RECORDS SHOWN -
^^^^
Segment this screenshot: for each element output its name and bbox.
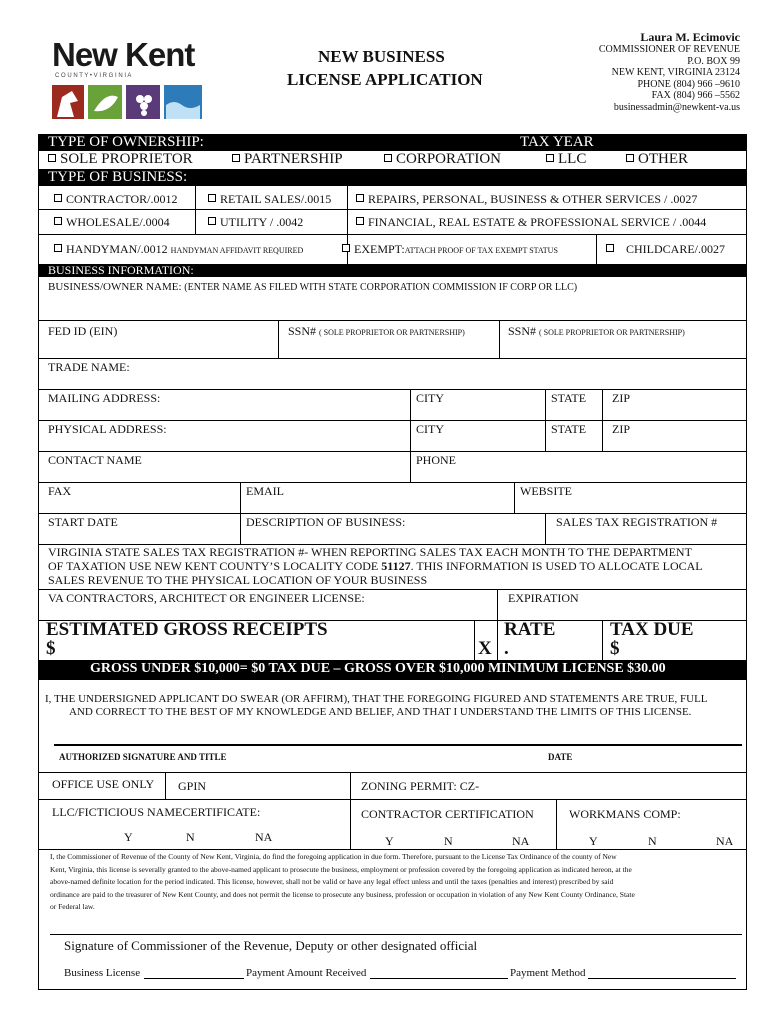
business-license-blank[interactable] [144, 978, 244, 979]
contact-name-field[interactable]: CONTACT NAME [48, 453, 142, 467]
option-repairs[interactable]: REPAIRS, PERSONAL, BUSINESS & OTHER SERVICES / .0027 [356, 192, 697, 207]
contractor-option-n[interactable]: N [444, 834, 453, 848]
checkbox[interactable] [606, 244, 614, 252]
handyman-note: HANDYMAN AFFIDAVIT REQUIRED [170, 246, 304, 255]
tax-year-label: TAX YEAR [520, 134, 594, 150]
mailing-state-field[interactable]: STATE [551, 391, 587, 405]
form-title-line2: LICENSE APPLICATION [287, 70, 483, 89]
checkbox[interactable] [48, 154, 56, 162]
workmans-comp-label: WORKMANS COMP: [569, 807, 681, 821]
affirmation-line1: I, THE UNDERSIGNED APPLICANT DO SWEAR (OR AFFIRM), THAT THE FOREGOING FIGURED AND STATEMENTS ARE TRUE, FULL [45, 693, 708, 705]
fax-field[interactable]: FAX [48, 484, 72, 498]
phone-number: PHONE (804) 966 –9610 [637, 78, 740, 90]
llc-option-na[interactable]: NA [255, 830, 273, 844]
checkbox[interactable] [54, 217, 62, 225]
option-contractor[interactable]: CONTRACTOR/.0012 [54, 192, 177, 207]
option-llc[interactable]: LLC [546, 151, 586, 168]
phone-field[interactable]: PHONE [416, 453, 457, 467]
mailing-address-field[interactable]: MAILING ADDRESS: [48, 391, 161, 405]
payment-method-label: Payment Method [510, 967, 586, 979]
option-wholesale[interactable]: WHOLESALE/.0004 [54, 215, 170, 230]
office-use-label: OFFICE USE ONLY [52, 777, 155, 791]
email-address: businessadmin@newkent-va.us [613, 101, 740, 113]
workmans-option-y[interactable]: Y [589, 834, 598, 848]
physical-zip-field[interactable]: ZIP [612, 422, 630, 436]
gross-receipts-dollar[interactable]: $ [46, 638, 56, 659]
sales-tax-registration-field[interactable]: SALES TAX REGISTRATION # [556, 515, 718, 529]
option-partnership[interactable]: PARTNERSHIP [232, 151, 343, 168]
mailing-city-field[interactable]: CITY [416, 391, 444, 405]
checkbox[interactable] [356, 217, 364, 225]
rate-field[interactable]: . [504, 638, 509, 659]
tax-due-label: TAX DUE [610, 619, 694, 640]
logo-tagline: C O U N T Y • V I R G I N I A [55, 73, 132, 79]
exempt-note: ATTACH PROOF OF TAX EXEMPT STATUS [404, 246, 558, 255]
commissioner-contact [599, 30, 740, 113]
description-field[interactable]: DESCRIPTION OF BUSINESS: [246, 515, 406, 529]
checkbox[interactable] [342, 244, 350, 252]
gross-minimum-text: GROSS UNDER $10,000= $0 TAX DUE – GROSS OVER $10,000 MINIMUM LICENSE $30.00 [90, 661, 666, 676]
fax-number: FAX (804) 966 –5562 [651, 90, 740, 101]
option-financial[interactable]: FINANCIAL, REAL ESTATE & PROFESSIONAL SERVICE / .0044 [356, 215, 706, 230]
contractor-certification-label: CONTRACTOR CERTIFICATION [361, 807, 534, 821]
website-field[interactable]: WEBSITE [520, 484, 572, 498]
payment-amount-blank[interactable] [370, 978, 508, 979]
contractor-option-y[interactable]: Y [385, 834, 394, 848]
email-field[interactable]: EMAIL [246, 484, 284, 498]
va-sales-tax-line3: SALES REVENUE TO THE PHYSICAL LOCATION OF YOUR BUSINESS [48, 573, 428, 587]
commissioner-statement: I, the Commissioner of Revenue of the County of New Kent, Virginia, do find the foregoing application in due form. Therefore, pursuant to the License Tax Ordinance of the county of New Kent, Virginia, this license is severally granted to the above-named applicant to prosecute the business, employment or profession covered by the foregoing application as indicated hereon, at the above-named definite location for the period indicated. This license, however, shall not be valid or have any legal effect unless and until the taxes (penalties and interest) prescribed by said ordinance are paid to the treasurer of New Kent County, and does not permit the license to prosecute any business, profession or occupation in violation of any New Kent County Ordinance, State or Federal law. [50, 852, 635, 912]
physical-address-field[interactable]: PHYSICAL ADDRESS: [48, 422, 167, 436]
affirmation-line2: AND CORRECT TO THE BEST OF MY KNOWLEDGE AND BELIEF, AND THAT I UNDERSTAND THE LIMITS OF THIS LICENSE. [69, 706, 692, 718]
expiration-field[interactable]: EXPIRATION [508, 591, 579, 605]
date-label: DATE [548, 752, 573, 762]
city-state-zip: NEW KENT, VIRGINIA 23124 [611, 67, 740, 78]
rate-label: RATE [504, 619, 556, 640]
gpin-field[interactable]: GPIN [178, 779, 207, 793]
checkbox[interactable] [626, 154, 634, 162]
llc-certificate-label: LLC/FICTICIOUS NAMECERTIFICATE: [52, 805, 261, 819]
contractor-option-na[interactable]: NA [512, 834, 530, 848]
va-sales-tax-line1: VIRGINIA STATE SALES TAX REGISTRATION #- WHEN REPORTING SALES TAX EACH MONTH TO THE DEPARTMENT [48, 545, 692, 559]
trade-name-field[interactable]: TRADE NAME: [48, 360, 130, 374]
commissioner-signature-label: Signature of Commissioner of the Revenue, Deputy or other designated official [64, 938, 478, 953]
owner-name-note: (ENTER NAME AS FILED WITH STATE CORPORATION COMMISSION IF CORP OR LLC) [184, 282, 578, 293]
checkbox[interactable] [54, 244, 62, 252]
estimated-gross-receipts-label: ESTIMATED GROSS RECEIPTS [46, 619, 328, 640]
checkbox[interactable] [232, 154, 240, 162]
fed-id-field[interactable]: FED ID (EIN) [48, 324, 118, 338]
mailing-zip-field[interactable]: ZIP [612, 391, 630, 405]
business-type-label: TYPE OF BUSINESS: [48, 169, 188, 185]
option-exempt[interactable]: EXEMPT:ATTACH PROOF OF TAX EXEMPT STATUS [342, 242, 558, 257]
checkbox[interactable] [54, 194, 62, 202]
commissioner-signature-line[interactable] [50, 934, 742, 935]
logo-icons [52, 83, 212, 121]
start-date-field[interactable]: START DATE [48, 515, 118, 529]
payment-method-blank[interactable] [588, 978, 736, 979]
checkbox[interactable] [356, 194, 364, 202]
va-sales-tax-line2: OF TAXATION USE NEW KENT COUNTY’S LOCALITY CODE 51127. THIS INFORMATION IS USED TO ALLOCATE LOCAL [48, 559, 703, 573]
business-license-label: Business License [64, 967, 141, 979]
po-box: P.O. BOX 99 [687, 55, 740, 67]
multiply-sign: X [478, 638, 492, 659]
option-childcare[interactable]: CHILDCARE/.0027 [606, 242, 725, 257]
contractor-license-field[interactable]: VA CONTRACTORS, ARCHITECT OR ENGINEER LICENSE: [48, 591, 365, 605]
option-handyman[interactable]: HANDYMAN/.0012 HANDYMAN AFFIDAVIT REQUIRED [54, 242, 303, 257]
business-info-label: BUSINESS INFORMATION: [48, 263, 194, 277]
ownership-label: TYPE OF OWNERSHIP: [48, 134, 204, 150]
form-title-line1: NEW BUSINESS [318, 47, 445, 66]
physical-state-field[interactable]: STATE [551, 422, 587, 436]
county-logo [52, 36, 214, 124]
checkbox[interactable] [208, 217, 216, 225]
ssn-field-2[interactable]: SSN# ( SOLE PROPRIETOR OR PARTNERSHIP) [508, 324, 685, 338]
checkbox[interactable] [384, 154, 392, 162]
checkbox[interactable] [546, 154, 554, 162]
zoning-permit-field[interactable]: ZONING PERMIT: CZ- [361, 779, 480, 793]
option-other[interactable]: OTHER [626, 151, 688, 168]
workmans-option-na[interactable]: NA [716, 834, 734, 848]
signature-line[interactable] [54, 744, 742, 746]
locality-code: 51127 [381, 559, 411, 573]
authorized-signature-label: AUTHORIZED SIGNATURE AND TITLE [59, 752, 227, 762]
option-retail[interactable]: RETAIL SALES/.0015 [208, 192, 331, 207]
commissioner-title: COMMISSIONER OF REVENUE [598, 44, 740, 55]
option-utility[interactable]: UTILITY / .0042 [208, 215, 303, 230]
ssn-field-1[interactable]: SSN# ( SOLE PROPRIETOR OR PARTNERSHIP) [288, 324, 465, 338]
workmans-option-n[interactable]: N [648, 834, 657, 848]
tax-due-dollar[interactable]: $ [610, 638, 620, 659]
payment-amount-label: Payment Amount Received [246, 967, 367, 979]
llc-option-n[interactable]: N [186, 830, 195, 844]
option-corporation[interactable]: CORPORATION [384, 151, 501, 168]
physical-city-field[interactable]: CITY [416, 422, 444, 436]
commissioner-name: Laura M. Ecimovic [640, 30, 740, 44]
llc-option-y[interactable]: Y [124, 830, 133, 844]
logo-wordmark: New Kent [52, 36, 195, 73]
owner-name-field[interactable]: BUSINESS/OWNER NAME: (ENTER NAME AS FILED WITH STATE CORPORATION COMMISSION IF CORP OR LLC) [48, 281, 578, 293]
option-sole-proprietor[interactable]: SOLE PROPRIETOR [48, 151, 193, 168]
checkbox[interactable] [208, 194, 216, 202]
^^^^
TASK DIRECTIONS - Quote every line of the records from the one containing "business-license-blank[interactable] [144, 978, 244, 979]" down to the one containing "checkbox[interactable] [48, 154, 56, 162]", including both of those lines, without changing any characters.

SOLVED PROBLEM -
business-license-blank[interactable] [144, 978, 244, 979]
contact-name-field[interactable]: CONTACT NAME [48, 453, 142, 467]
option-repairs[interactable]: REPAIRS, PERSONAL, BUSINESS & OTHER SERVICES / .0027 [356, 192, 697, 207]
contractor-option-n[interactable]: N [444, 834, 453, 848]
checkbox[interactable] [606, 244, 614, 252]
handyman-note: HANDYMAN AFFIDAVIT REQUIRED [170, 246, 304, 255]
tax-year-label: TAX YEAR [520, 134, 594, 150]
mailing-state-field[interactable]: STATE [551, 391, 587, 405]
form-title-line2: LICENSE APPLICATION [287, 70, 483, 89]
checkbox[interactable] [48, 154, 56, 162]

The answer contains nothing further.